■ Set task
Copy out each line that mentions the word "sibling".

■ Task material

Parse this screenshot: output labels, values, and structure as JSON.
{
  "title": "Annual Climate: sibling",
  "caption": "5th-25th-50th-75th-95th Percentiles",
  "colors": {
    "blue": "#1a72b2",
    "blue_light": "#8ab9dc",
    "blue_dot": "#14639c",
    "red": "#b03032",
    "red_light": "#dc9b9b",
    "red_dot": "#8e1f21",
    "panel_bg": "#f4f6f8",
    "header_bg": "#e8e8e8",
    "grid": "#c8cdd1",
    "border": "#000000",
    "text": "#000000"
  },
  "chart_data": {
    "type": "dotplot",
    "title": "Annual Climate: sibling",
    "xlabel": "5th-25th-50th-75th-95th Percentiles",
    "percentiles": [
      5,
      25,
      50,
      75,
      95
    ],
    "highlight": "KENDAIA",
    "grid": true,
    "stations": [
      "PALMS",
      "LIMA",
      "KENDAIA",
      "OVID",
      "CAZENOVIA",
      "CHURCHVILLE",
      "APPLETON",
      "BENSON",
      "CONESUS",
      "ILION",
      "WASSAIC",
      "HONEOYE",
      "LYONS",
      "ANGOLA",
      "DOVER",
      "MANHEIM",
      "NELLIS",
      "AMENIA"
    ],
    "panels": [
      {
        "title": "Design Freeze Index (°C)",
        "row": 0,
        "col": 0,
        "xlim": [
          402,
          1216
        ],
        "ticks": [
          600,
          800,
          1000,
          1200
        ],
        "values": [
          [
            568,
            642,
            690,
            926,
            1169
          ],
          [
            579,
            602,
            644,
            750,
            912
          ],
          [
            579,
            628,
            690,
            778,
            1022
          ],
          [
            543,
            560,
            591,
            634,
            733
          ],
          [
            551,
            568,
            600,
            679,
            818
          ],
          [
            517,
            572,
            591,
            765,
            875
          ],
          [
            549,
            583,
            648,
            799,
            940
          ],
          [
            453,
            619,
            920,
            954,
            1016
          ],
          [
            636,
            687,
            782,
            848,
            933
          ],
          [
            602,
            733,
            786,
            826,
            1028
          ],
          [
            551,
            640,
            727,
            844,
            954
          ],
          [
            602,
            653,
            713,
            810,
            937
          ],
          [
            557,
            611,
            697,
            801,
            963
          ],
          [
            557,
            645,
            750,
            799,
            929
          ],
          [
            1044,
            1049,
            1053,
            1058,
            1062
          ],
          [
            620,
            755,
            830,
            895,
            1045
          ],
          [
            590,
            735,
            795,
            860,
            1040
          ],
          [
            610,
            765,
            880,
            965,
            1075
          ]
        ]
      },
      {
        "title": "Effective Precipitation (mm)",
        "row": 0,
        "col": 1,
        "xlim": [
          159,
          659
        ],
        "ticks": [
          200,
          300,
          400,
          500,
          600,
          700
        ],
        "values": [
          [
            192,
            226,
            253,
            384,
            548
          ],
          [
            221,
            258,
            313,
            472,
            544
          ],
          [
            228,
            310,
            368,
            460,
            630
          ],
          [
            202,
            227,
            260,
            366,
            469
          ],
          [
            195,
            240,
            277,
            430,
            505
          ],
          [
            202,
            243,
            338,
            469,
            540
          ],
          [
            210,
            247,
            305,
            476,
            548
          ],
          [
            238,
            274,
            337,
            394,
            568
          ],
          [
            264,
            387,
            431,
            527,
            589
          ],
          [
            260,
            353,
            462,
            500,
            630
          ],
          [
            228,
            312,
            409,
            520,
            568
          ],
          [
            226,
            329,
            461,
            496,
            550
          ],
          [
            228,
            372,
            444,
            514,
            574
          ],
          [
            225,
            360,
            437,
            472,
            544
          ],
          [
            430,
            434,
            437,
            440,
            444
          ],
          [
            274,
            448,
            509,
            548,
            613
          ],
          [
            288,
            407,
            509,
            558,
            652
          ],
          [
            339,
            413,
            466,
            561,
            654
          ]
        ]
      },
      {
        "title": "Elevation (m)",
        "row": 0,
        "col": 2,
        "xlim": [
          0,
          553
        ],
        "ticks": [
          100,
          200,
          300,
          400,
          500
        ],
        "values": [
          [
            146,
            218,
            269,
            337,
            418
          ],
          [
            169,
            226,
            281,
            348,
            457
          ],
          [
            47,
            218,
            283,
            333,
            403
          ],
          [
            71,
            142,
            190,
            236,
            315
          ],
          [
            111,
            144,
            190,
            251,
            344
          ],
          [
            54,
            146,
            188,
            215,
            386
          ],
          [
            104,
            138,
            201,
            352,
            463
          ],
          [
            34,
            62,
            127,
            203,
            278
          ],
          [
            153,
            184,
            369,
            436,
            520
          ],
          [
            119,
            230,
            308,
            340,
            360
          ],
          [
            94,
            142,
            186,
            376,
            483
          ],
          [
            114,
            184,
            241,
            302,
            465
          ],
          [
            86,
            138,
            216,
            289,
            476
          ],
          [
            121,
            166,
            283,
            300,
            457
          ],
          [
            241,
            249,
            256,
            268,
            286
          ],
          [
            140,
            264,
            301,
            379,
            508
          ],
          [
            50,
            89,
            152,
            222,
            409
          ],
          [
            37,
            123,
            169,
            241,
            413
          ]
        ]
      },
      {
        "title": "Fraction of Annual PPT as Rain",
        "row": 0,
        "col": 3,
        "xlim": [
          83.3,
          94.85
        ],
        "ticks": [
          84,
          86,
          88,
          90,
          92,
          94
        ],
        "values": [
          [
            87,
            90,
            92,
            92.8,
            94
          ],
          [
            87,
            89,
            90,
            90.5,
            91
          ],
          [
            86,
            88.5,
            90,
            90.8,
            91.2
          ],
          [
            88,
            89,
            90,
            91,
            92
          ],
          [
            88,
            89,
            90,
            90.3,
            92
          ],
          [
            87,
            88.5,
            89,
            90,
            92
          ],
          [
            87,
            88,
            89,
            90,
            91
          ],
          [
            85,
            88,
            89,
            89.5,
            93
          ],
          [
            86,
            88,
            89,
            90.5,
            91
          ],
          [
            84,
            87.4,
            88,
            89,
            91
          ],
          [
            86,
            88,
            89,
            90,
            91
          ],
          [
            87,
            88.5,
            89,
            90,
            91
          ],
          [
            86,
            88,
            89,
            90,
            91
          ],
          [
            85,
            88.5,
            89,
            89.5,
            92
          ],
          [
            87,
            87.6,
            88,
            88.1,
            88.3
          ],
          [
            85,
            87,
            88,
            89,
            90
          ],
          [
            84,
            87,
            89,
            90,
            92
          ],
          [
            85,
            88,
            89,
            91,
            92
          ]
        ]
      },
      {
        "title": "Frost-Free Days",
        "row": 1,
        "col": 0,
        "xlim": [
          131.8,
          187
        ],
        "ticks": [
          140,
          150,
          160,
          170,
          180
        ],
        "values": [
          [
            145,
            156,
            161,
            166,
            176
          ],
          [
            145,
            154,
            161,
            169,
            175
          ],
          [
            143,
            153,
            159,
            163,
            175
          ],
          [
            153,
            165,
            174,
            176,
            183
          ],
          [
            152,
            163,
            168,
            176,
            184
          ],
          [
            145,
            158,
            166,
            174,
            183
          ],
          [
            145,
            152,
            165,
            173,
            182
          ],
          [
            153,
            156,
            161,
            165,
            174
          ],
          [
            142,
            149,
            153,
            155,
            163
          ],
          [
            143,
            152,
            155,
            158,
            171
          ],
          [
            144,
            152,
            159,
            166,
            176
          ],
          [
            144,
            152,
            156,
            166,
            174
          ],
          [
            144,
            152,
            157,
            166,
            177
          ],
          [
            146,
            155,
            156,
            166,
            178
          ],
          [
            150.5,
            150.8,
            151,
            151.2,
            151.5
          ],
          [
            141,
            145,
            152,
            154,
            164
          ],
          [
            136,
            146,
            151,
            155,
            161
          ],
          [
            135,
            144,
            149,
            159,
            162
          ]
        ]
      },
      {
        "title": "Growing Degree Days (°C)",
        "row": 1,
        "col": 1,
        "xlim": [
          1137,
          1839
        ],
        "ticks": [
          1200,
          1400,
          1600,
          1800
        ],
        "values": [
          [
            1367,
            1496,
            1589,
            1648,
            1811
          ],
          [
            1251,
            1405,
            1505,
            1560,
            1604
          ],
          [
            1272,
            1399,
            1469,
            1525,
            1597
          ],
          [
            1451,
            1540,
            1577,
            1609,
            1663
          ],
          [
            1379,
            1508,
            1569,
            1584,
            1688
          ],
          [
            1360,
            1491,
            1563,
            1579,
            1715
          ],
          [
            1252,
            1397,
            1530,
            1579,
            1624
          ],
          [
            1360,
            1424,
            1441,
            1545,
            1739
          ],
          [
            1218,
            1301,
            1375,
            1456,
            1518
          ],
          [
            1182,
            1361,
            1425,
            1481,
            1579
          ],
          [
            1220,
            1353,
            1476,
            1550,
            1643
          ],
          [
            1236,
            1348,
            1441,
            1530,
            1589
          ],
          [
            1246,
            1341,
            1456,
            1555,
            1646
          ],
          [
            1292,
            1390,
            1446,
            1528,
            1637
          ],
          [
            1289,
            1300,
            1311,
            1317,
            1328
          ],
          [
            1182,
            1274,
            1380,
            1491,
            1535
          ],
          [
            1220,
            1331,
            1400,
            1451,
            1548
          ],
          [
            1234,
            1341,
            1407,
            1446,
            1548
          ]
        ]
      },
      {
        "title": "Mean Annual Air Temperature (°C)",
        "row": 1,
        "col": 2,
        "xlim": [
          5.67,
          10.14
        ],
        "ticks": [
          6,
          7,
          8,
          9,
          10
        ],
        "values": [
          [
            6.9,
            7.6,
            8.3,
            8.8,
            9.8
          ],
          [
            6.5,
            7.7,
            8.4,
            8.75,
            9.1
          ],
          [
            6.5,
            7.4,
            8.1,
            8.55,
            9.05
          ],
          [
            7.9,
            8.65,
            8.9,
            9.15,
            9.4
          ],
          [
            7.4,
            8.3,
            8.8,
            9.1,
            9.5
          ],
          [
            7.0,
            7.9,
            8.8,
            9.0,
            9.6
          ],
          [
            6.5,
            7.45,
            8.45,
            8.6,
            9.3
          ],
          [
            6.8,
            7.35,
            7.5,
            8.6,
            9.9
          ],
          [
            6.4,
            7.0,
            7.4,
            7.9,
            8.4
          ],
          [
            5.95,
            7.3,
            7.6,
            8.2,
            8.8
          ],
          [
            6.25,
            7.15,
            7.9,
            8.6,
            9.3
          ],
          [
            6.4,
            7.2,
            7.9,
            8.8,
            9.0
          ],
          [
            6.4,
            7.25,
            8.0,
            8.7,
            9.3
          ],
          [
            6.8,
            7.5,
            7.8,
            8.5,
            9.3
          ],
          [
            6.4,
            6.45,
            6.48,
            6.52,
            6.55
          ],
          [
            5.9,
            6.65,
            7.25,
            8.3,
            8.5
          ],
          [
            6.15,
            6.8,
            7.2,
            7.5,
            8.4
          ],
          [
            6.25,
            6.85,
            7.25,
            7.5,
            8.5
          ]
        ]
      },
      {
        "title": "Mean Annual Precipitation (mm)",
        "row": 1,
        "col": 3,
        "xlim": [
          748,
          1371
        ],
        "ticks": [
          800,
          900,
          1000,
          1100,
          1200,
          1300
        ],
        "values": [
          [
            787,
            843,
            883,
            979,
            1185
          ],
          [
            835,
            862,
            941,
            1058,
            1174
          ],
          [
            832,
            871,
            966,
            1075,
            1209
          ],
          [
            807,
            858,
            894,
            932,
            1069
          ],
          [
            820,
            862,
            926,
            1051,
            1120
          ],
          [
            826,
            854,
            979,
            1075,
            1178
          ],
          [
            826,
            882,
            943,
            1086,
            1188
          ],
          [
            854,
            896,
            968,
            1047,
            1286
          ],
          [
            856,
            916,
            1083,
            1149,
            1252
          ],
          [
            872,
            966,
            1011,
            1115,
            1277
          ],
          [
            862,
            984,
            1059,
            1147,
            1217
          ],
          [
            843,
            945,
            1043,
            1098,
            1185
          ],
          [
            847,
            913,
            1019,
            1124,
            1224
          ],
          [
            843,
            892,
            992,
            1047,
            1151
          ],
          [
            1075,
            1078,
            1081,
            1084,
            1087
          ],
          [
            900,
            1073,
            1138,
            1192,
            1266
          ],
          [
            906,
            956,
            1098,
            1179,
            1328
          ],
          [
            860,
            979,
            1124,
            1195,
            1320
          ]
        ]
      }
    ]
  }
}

■ Output below
  "title": "Annual Climate: sibling",
    "title": "Annual Climate: sibling",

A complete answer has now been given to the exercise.